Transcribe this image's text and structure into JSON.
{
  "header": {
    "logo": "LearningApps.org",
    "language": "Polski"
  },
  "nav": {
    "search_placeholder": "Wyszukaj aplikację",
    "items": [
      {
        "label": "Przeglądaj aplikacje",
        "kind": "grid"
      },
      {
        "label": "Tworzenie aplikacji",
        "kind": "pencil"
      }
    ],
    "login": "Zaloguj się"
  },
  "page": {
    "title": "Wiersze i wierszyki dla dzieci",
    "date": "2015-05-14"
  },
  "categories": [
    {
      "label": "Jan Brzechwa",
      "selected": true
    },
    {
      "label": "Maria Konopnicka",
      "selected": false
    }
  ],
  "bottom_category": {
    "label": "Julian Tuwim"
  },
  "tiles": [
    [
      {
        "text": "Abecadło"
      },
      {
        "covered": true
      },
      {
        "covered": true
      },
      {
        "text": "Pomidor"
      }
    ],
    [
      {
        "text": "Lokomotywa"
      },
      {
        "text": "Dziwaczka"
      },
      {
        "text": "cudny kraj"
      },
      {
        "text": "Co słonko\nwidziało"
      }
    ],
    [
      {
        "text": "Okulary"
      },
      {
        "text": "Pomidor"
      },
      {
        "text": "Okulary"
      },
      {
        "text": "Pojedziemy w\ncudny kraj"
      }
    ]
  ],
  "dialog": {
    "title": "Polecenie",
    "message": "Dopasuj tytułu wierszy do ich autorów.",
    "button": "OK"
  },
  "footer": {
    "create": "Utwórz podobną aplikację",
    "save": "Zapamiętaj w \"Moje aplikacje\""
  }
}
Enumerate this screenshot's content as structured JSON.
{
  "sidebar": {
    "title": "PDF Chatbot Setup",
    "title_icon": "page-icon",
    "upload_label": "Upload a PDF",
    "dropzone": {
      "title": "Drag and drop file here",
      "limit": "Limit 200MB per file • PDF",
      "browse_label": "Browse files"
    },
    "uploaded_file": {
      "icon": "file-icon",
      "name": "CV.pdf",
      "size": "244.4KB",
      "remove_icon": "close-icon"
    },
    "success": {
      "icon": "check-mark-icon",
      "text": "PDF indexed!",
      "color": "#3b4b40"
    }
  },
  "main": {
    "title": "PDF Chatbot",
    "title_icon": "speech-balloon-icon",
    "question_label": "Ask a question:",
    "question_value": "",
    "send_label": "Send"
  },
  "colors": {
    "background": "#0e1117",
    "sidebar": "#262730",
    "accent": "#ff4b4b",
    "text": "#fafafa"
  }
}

· · · · · · ·

▶ [INSTRUCTIONS TO FOLLOW]: Reproduce exactly the lines from the one with "Enumerate this screenshot's" through the end of the entries above, both ends included.

▶ [FINISHED ANSWER]:
Enumerate this screenshot's content as structured JSON.
{
  "sidebar": {
    "title": "PDF Chatbot Setup",
    "title_icon": "page-icon",
    "upload_label": "Upload a PDF",
    "dropzone": {
      "title": "Drag and drop file here",
      "limit": "Limit 200MB per file • PDF",
      "browse_label": "Browse files"
    },
    "uploaded_file": {
      "icon": "file-icon",
      "name": "CV.pdf",
      "size": "244.4KB",
      "remove_icon": "close-icon"
    },
    "success": {
      "icon": "check-mark-icon",
      "text": "PDF indexed!",
      "color": "#3b4b40"
    }
  },
  "main": {
    "title": "PDF Chatbot",
    "title_icon": "speech-balloon-icon",
    "question_label": "Ask a question:",
    "question_value": "",
    "send_label": "Send"
  },
  "colors": {
    "background": "#0e1117",
    "sidebar": "#262730",
    "accent": "#ff4b4b",
    "text": "#fafafa"
  }
}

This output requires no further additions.